Start of Records supplied

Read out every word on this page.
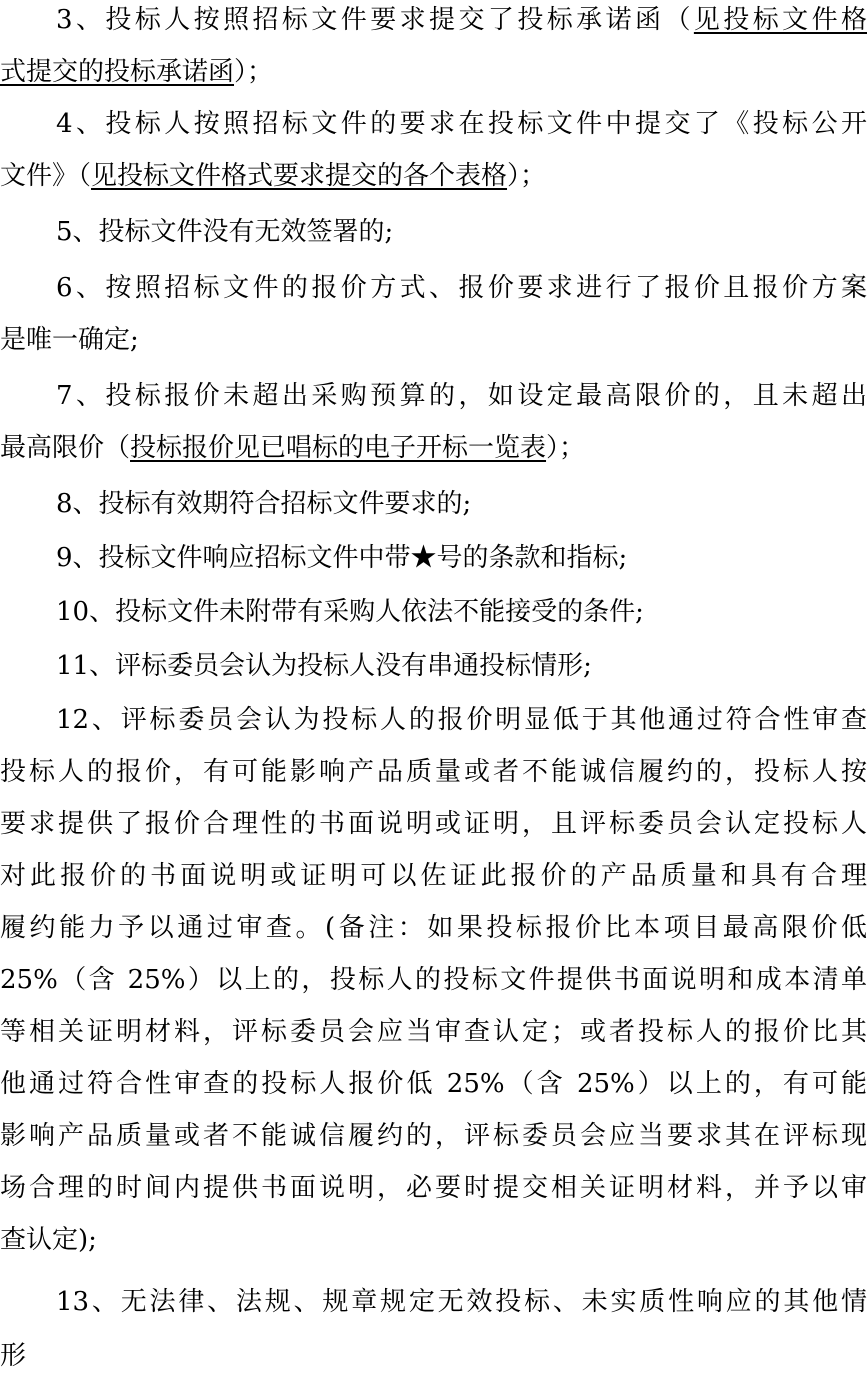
3、投标人按照招标文件要求提交了投标承诺函（见投标文件格
式提交的投标承诺函）；
4、投标人按照招标文件的要求在投标文件中提交了《投标公开
文件》（见投标文件格式要求提交的各个表格）；
5、投标文件没有无效签署的;
6、按照招标文件的报价方式、报价要求进行了报价且报价方案
是唯一确定;
7、投标报价未超出采购预算的，如设定最高限价的，且未超出
最高限价（投标报价见已唱标的电子开标一览表）；
8、投标有效期符合招标文件要求的;
9、投标文件响应招标文件中带★号的条款和指标;
10、投标文件未附带有采购人依法不能接受的条件;
11、评标委员会认为投标人没有串通投标情形;
12、评标委员会认为投标人的报价明显低于其他通过符合性审查
投标人的报价，有可能影响产品质量或者不能诚信履约的，投标人按
要求提供了报价合理性的书面说明或证明，且评标委员会认定投标人
对此报价的书面说明或证明可以佐证此报价的产品质量和具有合理
履约能力予以通过审查。(备注：如果投标报价比本项目最高限价低
25%（含 25%）以上的，投标人的投标文件提供书面说明和成本清单
等相关证明材料，评标委员会应当审查认定；或者投标人的报价比其
他通过符合性审查的投标人报价低 25%（含 25%）以上的，有可能
影响产品质量或者不能诚信履约的，评标委员会应当要求其在评标现
场合理的时间内提供书面说明，必要时提交相关证明材料，并予以审
查认定);
13、无法律、法规、规章规定无效投标、未实质性响应的其他情
形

End of Records supplied

§ **What you are asked to do**
Make an exact copy of all entries above, dropping the images.

§ **Problem solution**
Read out every word on this page.
3、投标人按照招标文件要求提交了投标承诺函（见投标文件格
式提交的投标承诺函）；
4、投标人按照招标文件的要求在投标文件中提交了《投标公开
文件》（见投标文件格式要求提交的各个表格）；
5、投标文件没有无效签署的;
6、按照招标文件的报价方式、报价要求进行了报价且报价方案
是唯一确定;
7、投标报价未超出采购预算的，如设定最高限价的，且未超出
最高限价（投标报价见已唱标的电子开标一览表）；
8、投标有效期符合招标文件要求的;
9、投标文件响应招标文件中带★号的条款和指标;
10、投标文件未附带有采购人依法不能接受的条件;
11、评标委员会认为投标人没有串通投标情形;
12、评标委员会认为投标人的报价明显低于其他通过符合性审查
投标人的报价，有可能影响产品质量或者不能诚信履约的，投标人按
要求提供了报价合理性的书面说明或证明，且评标委员会认定投标人
对此报价的书面说明或证明可以佐证此报价的产品质量和具有合理
履约能力予以通过审查。(备注：如果投标报价比本项目最高限价低
25%（含 25%）以上的，投标人的投标文件提供书面说明和成本清单
等相关证明材料，评标委员会应当审查认定；或者投标人的报价比其
他通过符合性审查的投标人报价低 25%（含 25%）以上的，有可能
影响产品质量或者不能诚信履约的，评标委员会应当要求其在评标现
场合理的时间内提供书面说明，必要时提交相关证明材料，并予以审
查认定);
13、无法律、法规、规章规定无效投标、未实质性响应的其他情
形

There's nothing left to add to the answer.